● **Work required**
Extract each line of the records below that contains the word "κυβέρνησης".

• • • • • • •

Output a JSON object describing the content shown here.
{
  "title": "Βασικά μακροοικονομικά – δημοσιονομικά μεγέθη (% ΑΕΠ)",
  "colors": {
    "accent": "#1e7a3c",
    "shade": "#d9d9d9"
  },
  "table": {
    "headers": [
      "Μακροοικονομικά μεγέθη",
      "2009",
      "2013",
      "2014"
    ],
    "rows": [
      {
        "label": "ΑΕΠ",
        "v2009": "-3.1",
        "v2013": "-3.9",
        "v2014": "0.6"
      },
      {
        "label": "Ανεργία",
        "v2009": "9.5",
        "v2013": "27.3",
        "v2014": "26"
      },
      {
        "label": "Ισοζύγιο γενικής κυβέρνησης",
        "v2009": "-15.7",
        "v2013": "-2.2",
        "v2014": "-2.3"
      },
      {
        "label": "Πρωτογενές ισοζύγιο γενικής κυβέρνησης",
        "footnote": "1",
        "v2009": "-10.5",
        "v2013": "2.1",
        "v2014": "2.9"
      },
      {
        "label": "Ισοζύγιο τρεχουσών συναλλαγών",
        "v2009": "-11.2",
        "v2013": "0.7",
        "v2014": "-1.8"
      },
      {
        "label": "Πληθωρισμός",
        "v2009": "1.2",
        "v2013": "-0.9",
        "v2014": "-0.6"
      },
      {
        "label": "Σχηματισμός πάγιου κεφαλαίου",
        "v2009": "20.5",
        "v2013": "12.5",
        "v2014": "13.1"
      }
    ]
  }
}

• • • • • • •

● **Written answer**
        "label": "Ισοζύγιο γενικής κυβέρνησης",
        "label": "Πρωτογενές ισοζύγιο γενικής κυβέρνησης",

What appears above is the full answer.